When I was in 6th, maybe 7th, possibly 8th grade I watched Gimme Shelter at the YMCA.  Dismissed early from school, I was locked out of the house.  I shrugged and went to the Y with my chums.  They all chatted and did whatever, but I was glued to the grainy figures on the black and white television set.  Wow!  This stuff, even edited for the masses, was unbelievable.  I was in awe.

The first album that I ever purchased was Hot Rocks; bought at Grant’s-uptown; I had the exact change and absolutely nothing more—the sales tax dumbfounded me.  I listened to it for hours on end on my crummy record player which was not manufactured for LP’s.  But when my parents were out—their excellent HiFi straight from Japan was put into service.  The sound was a–mazing.

My brother joined me in my enthusiasm—a good thing because with the exception of a last name, we had absolutely nothing in common. He helped me purchase albums early on, he understood this sales tax nonsense.  As adults the newest creation of any member of the band was waiting for me under the family Christmas tree.  He knew my tastes well.

The Some Girls album came out as I started college.  The album cover was scandalous and the music fabulous.  Every Stone’s song sounded great on the newly installed sound system in the underground campus bar.  The Blushing Brides, a Stones tribute group, played at a function during our senior week.  They weren’t the Stones, but no one cared.

The Stones toured in 1981 while I was about to enter the world of high finance.  I lived in Boston and was unemployed.  There was talk of a free Stones concert at Government Center. I was ready, but Boston wasn’t.  After I landed a job, the Blushing Brides played Boston at the Bradford Ballroom.  I was there—once again.  Not the Rolling Stone’s, but it was the best I could do.

I had some complications in my early adult life—who doesn’t, right?  Anyway, I was, in effect, shattered.  I took solace on my bike and the Rolling Stones played on my Sony Walkman coaching me along my fourteen mile daily ride.  Between Shattered, Just My Imagination and Beast of Burden I could take any curve or hill on the rocky New England coastline.

My daughter was born on a Thursday morning.  Thank goodness for the drive-thru, push and carry, childbirth rules of the time–otherwise I would have missed the All Stones Weekend on VHI.  We had to tape it: our three-under-five had better lungs and demanded more attention than the middle-aged rockers.  But that video tape, as it turns out, is a prize possession.  The Rolling Stones had just released Stripped and VH1 aired a Stripped program.  It followed the Stones from the small European theatre venues to the studio as they recorded the album.  The Stripped video isn’t available anywhere.  And to this day, along with all the new gadgets hooked up to our giant television, is a dual DVD/VHS player—just so we can still enjoy Stripped.

[Layout element entries]

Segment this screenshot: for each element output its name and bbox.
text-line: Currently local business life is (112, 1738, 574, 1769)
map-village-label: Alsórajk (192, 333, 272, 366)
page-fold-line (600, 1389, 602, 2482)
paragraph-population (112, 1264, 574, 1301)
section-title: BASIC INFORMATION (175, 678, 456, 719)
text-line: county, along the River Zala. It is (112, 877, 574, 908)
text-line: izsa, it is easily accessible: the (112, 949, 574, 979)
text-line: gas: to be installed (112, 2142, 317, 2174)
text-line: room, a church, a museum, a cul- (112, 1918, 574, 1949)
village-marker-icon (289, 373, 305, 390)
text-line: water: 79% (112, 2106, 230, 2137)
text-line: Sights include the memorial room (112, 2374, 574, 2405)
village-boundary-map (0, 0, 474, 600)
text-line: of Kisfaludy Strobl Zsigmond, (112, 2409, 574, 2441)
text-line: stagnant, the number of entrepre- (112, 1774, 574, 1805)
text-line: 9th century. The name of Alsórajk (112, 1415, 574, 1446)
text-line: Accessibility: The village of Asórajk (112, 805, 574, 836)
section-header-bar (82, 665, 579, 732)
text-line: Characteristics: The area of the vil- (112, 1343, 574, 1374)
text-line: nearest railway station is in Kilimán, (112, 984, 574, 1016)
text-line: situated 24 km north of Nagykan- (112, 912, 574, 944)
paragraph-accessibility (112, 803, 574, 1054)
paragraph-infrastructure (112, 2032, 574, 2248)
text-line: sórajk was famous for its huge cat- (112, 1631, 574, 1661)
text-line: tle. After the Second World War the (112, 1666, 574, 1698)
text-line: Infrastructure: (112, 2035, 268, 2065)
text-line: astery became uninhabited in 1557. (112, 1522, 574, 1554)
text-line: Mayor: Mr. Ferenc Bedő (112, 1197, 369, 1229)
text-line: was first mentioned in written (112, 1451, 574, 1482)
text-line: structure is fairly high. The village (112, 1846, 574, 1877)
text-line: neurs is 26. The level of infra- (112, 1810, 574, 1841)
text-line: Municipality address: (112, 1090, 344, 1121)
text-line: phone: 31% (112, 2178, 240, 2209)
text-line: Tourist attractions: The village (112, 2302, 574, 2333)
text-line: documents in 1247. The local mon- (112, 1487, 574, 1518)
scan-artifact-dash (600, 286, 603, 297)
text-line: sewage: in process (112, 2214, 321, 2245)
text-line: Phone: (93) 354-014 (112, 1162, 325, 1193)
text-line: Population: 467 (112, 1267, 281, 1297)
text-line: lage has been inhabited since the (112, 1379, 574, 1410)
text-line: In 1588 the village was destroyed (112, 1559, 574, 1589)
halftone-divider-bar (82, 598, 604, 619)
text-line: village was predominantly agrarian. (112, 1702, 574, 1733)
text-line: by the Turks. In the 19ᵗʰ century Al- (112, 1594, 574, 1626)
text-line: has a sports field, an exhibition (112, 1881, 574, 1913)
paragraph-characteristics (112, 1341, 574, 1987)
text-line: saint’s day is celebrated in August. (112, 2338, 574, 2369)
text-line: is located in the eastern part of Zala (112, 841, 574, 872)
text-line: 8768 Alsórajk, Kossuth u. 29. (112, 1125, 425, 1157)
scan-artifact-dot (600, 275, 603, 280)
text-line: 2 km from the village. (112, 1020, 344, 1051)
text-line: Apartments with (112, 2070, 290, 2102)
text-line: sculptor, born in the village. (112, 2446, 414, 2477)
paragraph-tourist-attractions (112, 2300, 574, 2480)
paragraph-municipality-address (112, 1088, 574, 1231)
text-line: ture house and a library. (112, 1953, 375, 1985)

[What is needed]: In the Rolling Stones essay, why is a dual DVD/VHS player still hooked up to the giant television? Please answer in one to three sentences.

[Worked answer]: The Stripped program was taped from VH1's All Stones Weekend, and the Stripped video isn't available anywhere. The dual DVD/VHS player is kept so the family can still enjoy Stripped.